— START Records provided —
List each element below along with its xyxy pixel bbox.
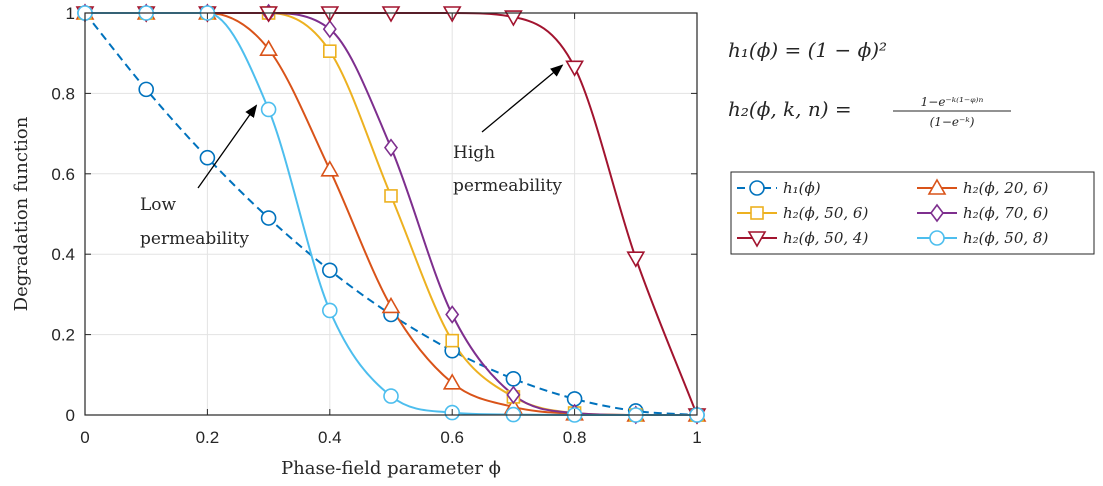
series-4-point [259, 6, 278, 23]
x-tick-label: 0.4 [318, 428, 342, 447]
y-tick-label: 0.8 [51, 84, 75, 103]
series-4-point [381, 6, 401, 23]
legend-marker-0 [749, 180, 765, 196]
curve-layer [84, 11, 698, 416]
series-4-point [626, 251, 646, 268]
y-tick-label: 0.4 [51, 245, 75, 264]
series-line-1 [84, 11, 697, 416]
plot-frame [84, 12, 698, 416]
x-tick-label: 0.6 [440, 428, 464, 447]
series-3-point [384, 138, 398, 158]
series-2-point [445, 333, 460, 348]
series-1-point [320, 160, 340, 177]
legend-label-3: h₂(ϕ, 70, 6) [963, 204, 1048, 222]
x-tick-label: 0.8 [563, 428, 587, 447]
grid-layer [85, 13, 697, 415]
series-5-point [383, 388, 399, 404]
series-0-point [260, 210, 277, 226]
annotation-low-arrow [197, 104, 258, 189]
series-4-point [565, 60, 584, 77]
equation-h2-lhs: h₂(ϕ, k, n) = [728, 97, 852, 121]
legend-label-2: h₂(ϕ, 50, 6) [783, 204, 868, 222]
series-3-point [445, 305, 460, 324]
series-5-point [321, 302, 338, 319]
equation-h2-numerator: 1−e⁻ᵏ⁽¹⁻ᵠ⁾ⁿ [921, 95, 984, 109]
series-line-4 [84, 11, 698, 416]
x-axis-label: Phase-field parameter ϕ [281, 458, 501, 479]
series-5-point [260, 101, 277, 118]
equation-h2-denominator: (1−e⁻ᵏ) [930, 115, 975, 129]
series-1-point [381, 296, 401, 314]
series-0-point [505, 371, 522, 387]
series-0-point [321, 262, 338, 279]
x-tick-label: 0.2 [196, 428, 220, 447]
series-0-point [199, 149, 216, 166]
x-tick-label: 1 [692, 428, 701, 447]
series-1-point [259, 39, 278, 56]
annotation-high-arrow [481, 64, 564, 133]
x-tick-label: 0 [80, 428, 89, 447]
legend-label-5: h₂(ϕ, 50, 8) [963, 229, 1048, 247]
legend-marker-2 [750, 206, 764, 220]
legend-label-4: h₂(ϕ, 50, 4) [783, 229, 868, 247]
legend: h₁(ϕ) h₂(ϕ, 50, 6) h₂(ϕ, 50, 4) h₂(ϕ, 20, 6… [730, 171, 1095, 255]
series-0-point [138, 81, 154, 98]
legend-label-1: h₂(ϕ, 20, 6) [963, 179, 1048, 197]
legend-marker-3 [930, 203, 944, 223]
annotation-high-line2: permeability [453, 176, 562, 196]
y-axis-label: Degradation function [11, 116, 32, 311]
series-line-3 [84, 11, 697, 416]
y-tick-label: 0 [66, 406, 75, 425]
series-1-point [442, 373, 462, 390]
annotation-layer: Low permeability High permeability [140, 64, 564, 249]
y-tick-label: 0.6 [51, 165, 75, 184]
legend-marker-5 [929, 230, 945, 246]
tick-layer: 0 0.2 0.4 0.6 0.8 1 0 0.2 0.4 0.6 0.8 1 [51, 4, 701, 447]
series-2-point [384, 189, 398, 203]
equation-block: h₁(ϕ) = (1 − ϕ)² h₂(ϕ, k, n) = 1−e⁻ᵏ⁽¹⁻ᵠ… [728, 38, 1011, 129]
legend-box [730, 171, 1095, 255]
equation-h1: h₁(ϕ) = (1 − ϕ)² [728, 38, 887, 62]
series-line-0 [84, 12, 698, 416]
series-3-point [506, 385, 521, 405]
y-tick-label: 1 [66, 4, 75, 23]
y-tick-label: 0.2 [51, 326, 75, 345]
series-2-point [322, 44, 337, 58]
annotation-high-line1: High [453, 143, 495, 163]
legend-marker-1 [927, 178, 947, 195]
annotation-low-line1: Low [140, 195, 177, 215]
legend-marker-4 [747, 231, 767, 248]
series-3-point [322, 19, 337, 39]
legend-label-0: h₁(ϕ) [783, 179, 821, 197]
series-line-2 [84, 11, 697, 416]
annotation-low-line2: permeability [140, 229, 249, 249]
series-4-point [504, 10, 523, 27]
series-line-5 [84, 11, 697, 416]
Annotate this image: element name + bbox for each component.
— END Records provided —
Exercise instructions: Copy every line above word for word, leaving out the picture.

Solution to this exercise:
List each element below along with its xyxy pixel bbox.
series-4-point [259, 6, 278, 23]
x-tick-label: 0.4 [318, 428, 342, 447]
y-tick-label: 0.8 [51, 84, 75, 103]
series-4-point [381, 6, 401, 23]
legend-marker-0 [749, 180, 765, 196]
curve-layer [84, 11, 698, 416]
series-4-point [626, 251, 646, 268]
y-tick-label: 0.4 [51, 245, 75, 264]
series-line-1 [84, 11, 697, 416]
plot-frame [84, 12, 698, 416]
x-tick-label: 0.6 [440, 428, 464, 447]
series-3-point [384, 138, 398, 158]
series-2-point [445, 333, 460, 348]
series-1-point [320, 160, 340, 177]
legend-label-3: h₂(ϕ, 70, 6) [963, 204, 1048, 222]
x-tick-label: 0.8 [563, 428, 587, 447]
grid-layer [85, 13, 697, 415]
series-5-point [383, 388, 399, 404]
series-0-point [260, 210, 277, 226]
annotation-low-arrow [197, 104, 258, 189]
series-4-point [565, 60, 584, 77]
equation-h2-lhs: h₂(ϕ, k, n) = [728, 97, 852, 121]
legend-label-2: h₂(ϕ, 50, 6) [783, 204, 868, 222]
series-3-point [445, 305, 460, 324]
series-5-point [321, 302, 338, 319]
equation-h2-numerator: 1−e⁻ᵏ⁽¹⁻ᵠ⁾ⁿ [921, 95, 984, 109]
series-line-4 [84, 11, 698, 416]
x-axis-label: Phase-field parameter ϕ [281, 458, 501, 479]
series-5-point [260, 101, 277, 118]
equation-h2-denominator: (1−e⁻ᵏ) [930, 115, 975, 129]
series-1-point [381, 296, 401, 314]
series-0-point [505, 371, 522, 387]
series-0-point [321, 262, 338, 279]
x-tick-label: 0.2 [196, 428, 220, 447]
series-0-point [199, 149, 216, 166]
x-tick-label: 1 [692, 428, 701, 447]
series-1-point [259, 39, 278, 56]
annotation-high-arrow [481, 64, 564, 133]
x-tick-label: 0 [80, 428, 89, 447]
legend-label-5: h₂(ϕ, 50, 8) [963, 229, 1048, 247]
legend-marker-2 [750, 206, 764, 220]
legend-label-4: h₂(ϕ, 50, 4) [783, 229, 868, 247]
legend: h₁(ϕ) h₂(ϕ, 50, 6) h₂(ϕ, 50, 4) h₂(ϕ, 20, 6… [730, 171, 1095, 255]
series-0-point [138, 81, 154, 98]
legend-label-1: h₂(ϕ, 20, 6) [963, 179, 1048, 197]
legend-marker-3 [930, 203, 944, 223]
annotation-high-line2: permeability [453, 176, 562, 196]
y-axis-label: Degradation function [11, 116, 32, 311]
series-line-3 [84, 11, 697, 416]
y-tick-label: 0 [66, 406, 75, 425]
series-1-point [442, 373, 462, 390]
annotation-layer: Low permeability High permeability [140, 64, 564, 249]
y-tick-label: 0.6 [51, 165, 75, 184]
legend-marker-5 [929, 230, 945, 246]
tick-layer: 0 0.2 0.4 0.6 0.8 1 0 0.2 0.4 0.6 0.8 1 [51, 4, 701, 447]
series-2-point [384, 189, 398, 203]
equation-block: h₁(ϕ) = (1 − ϕ)² h₂(ϕ, k, n) = 1−e⁻ᵏ⁽¹⁻ᵠ… [728, 38, 1011, 129]
legend-box [730, 171, 1095, 255]
equation-h1: h₁(ϕ) = (1 − ϕ)² [728, 38, 887, 62]
series-line-0 [84, 12, 698, 416]
series-3-point [506, 385, 521, 405]
y-tick-label: 1 [66, 4, 75, 23]
y-tick-label: 0.2 [51, 326, 75, 345]
series-2-point [322, 44, 337, 58]
annotation-high-line1: High [453, 143, 495, 163]
legend-marker-1 [927, 178, 947, 195]
annotation-low-line1: Low [140, 195, 177, 215]
legend-marker-4 [747, 231, 767, 248]
series-3-point [322, 19, 337, 39]
legend-label-0: h₁(ϕ) [783, 179, 821, 197]
series-line-2 [84, 11, 697, 416]
annotation-low-line2: permeability [140, 229, 249, 249]
series-4-point [504, 10, 523, 27]
series-line-5 [84, 11, 697, 416]
Annotate this image: element name + bbox for each component.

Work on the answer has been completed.